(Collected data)
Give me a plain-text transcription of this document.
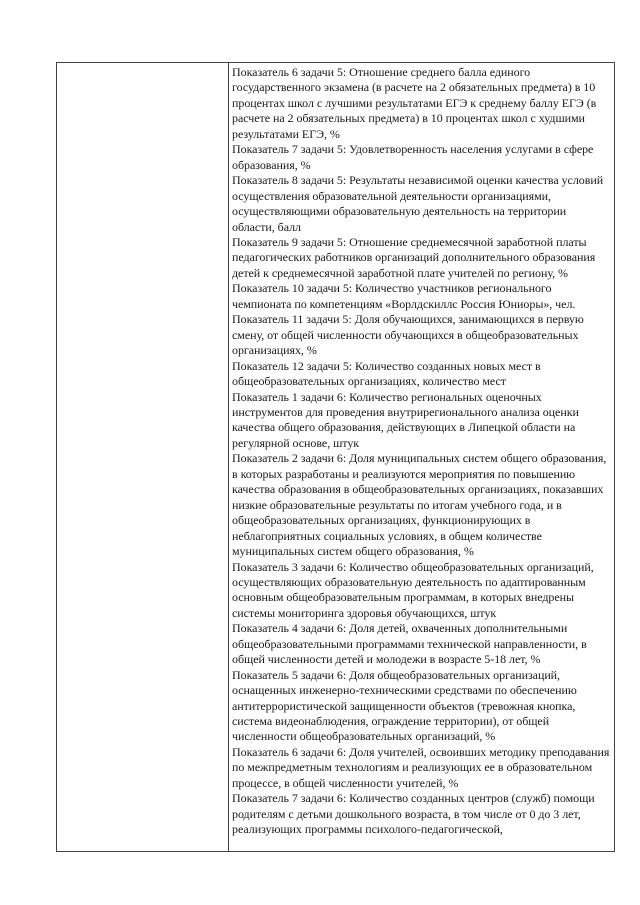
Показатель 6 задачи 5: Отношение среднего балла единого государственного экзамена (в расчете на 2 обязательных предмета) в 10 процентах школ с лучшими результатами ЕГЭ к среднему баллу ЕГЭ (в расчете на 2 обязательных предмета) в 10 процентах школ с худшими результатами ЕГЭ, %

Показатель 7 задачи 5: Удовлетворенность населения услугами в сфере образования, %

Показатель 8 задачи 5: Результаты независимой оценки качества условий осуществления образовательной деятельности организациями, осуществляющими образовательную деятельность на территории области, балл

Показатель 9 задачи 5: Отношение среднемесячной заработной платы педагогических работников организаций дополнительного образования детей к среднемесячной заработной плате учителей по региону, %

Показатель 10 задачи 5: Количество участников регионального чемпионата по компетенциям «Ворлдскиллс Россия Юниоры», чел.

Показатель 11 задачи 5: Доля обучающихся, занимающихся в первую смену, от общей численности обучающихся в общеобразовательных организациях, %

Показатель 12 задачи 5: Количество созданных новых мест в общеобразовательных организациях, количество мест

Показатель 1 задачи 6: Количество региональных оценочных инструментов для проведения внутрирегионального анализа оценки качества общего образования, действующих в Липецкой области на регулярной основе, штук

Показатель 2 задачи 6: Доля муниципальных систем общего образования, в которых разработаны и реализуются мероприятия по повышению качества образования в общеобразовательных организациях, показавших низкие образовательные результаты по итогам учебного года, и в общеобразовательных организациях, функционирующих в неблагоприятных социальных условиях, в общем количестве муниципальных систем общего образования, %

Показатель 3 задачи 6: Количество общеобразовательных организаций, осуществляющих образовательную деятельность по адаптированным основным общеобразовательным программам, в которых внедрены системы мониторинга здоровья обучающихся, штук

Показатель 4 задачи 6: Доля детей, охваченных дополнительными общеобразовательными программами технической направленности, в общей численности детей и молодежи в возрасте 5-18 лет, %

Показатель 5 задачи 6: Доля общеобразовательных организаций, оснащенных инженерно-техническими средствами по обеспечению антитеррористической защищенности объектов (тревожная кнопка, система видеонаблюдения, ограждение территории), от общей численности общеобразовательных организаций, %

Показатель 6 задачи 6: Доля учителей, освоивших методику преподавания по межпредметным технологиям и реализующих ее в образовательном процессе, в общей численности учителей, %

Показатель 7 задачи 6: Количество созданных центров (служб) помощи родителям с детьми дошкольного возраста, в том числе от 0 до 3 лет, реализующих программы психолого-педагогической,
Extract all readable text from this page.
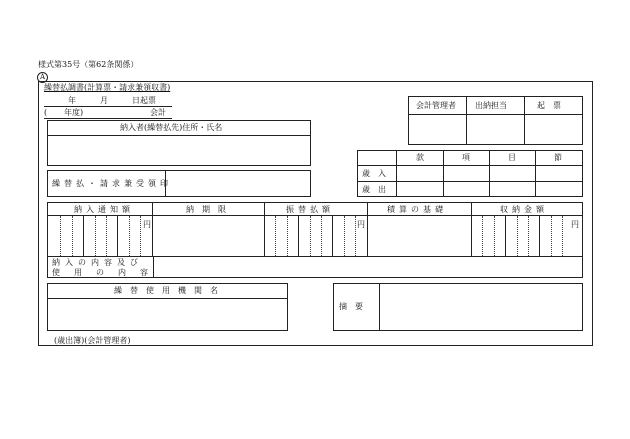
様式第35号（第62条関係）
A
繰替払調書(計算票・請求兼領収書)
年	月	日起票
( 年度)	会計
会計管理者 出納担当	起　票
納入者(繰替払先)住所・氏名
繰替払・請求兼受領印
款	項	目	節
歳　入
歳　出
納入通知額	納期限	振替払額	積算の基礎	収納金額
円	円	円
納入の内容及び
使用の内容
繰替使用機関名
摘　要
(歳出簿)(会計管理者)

◆ **PROBLEM REQUIREMENTS**
Take the line that contains "Extract all readable text from this page." and all lines after it to the end of the material above, and copy them verbatim without any images.

◆ **WRITTEN REPLY**
Extract all readable text from this page.
様式第35号（第62条関係）
A
繰替払調書(計算票・請求兼領収書)
年	月	日起票
( 年度)	会計
会計管理者 出納担当	起　票
納入者(繰替払先)住所・氏名
繰替払・請求兼受領印
款	項	目	節
歳　入
歳　出
納入通知額	納期限	振替払額	積算の基礎	収納金額
円	円	円
納入の内容及び
使用の内容
繰替使用機関名
摘　要
(歳出簿)(会計管理者)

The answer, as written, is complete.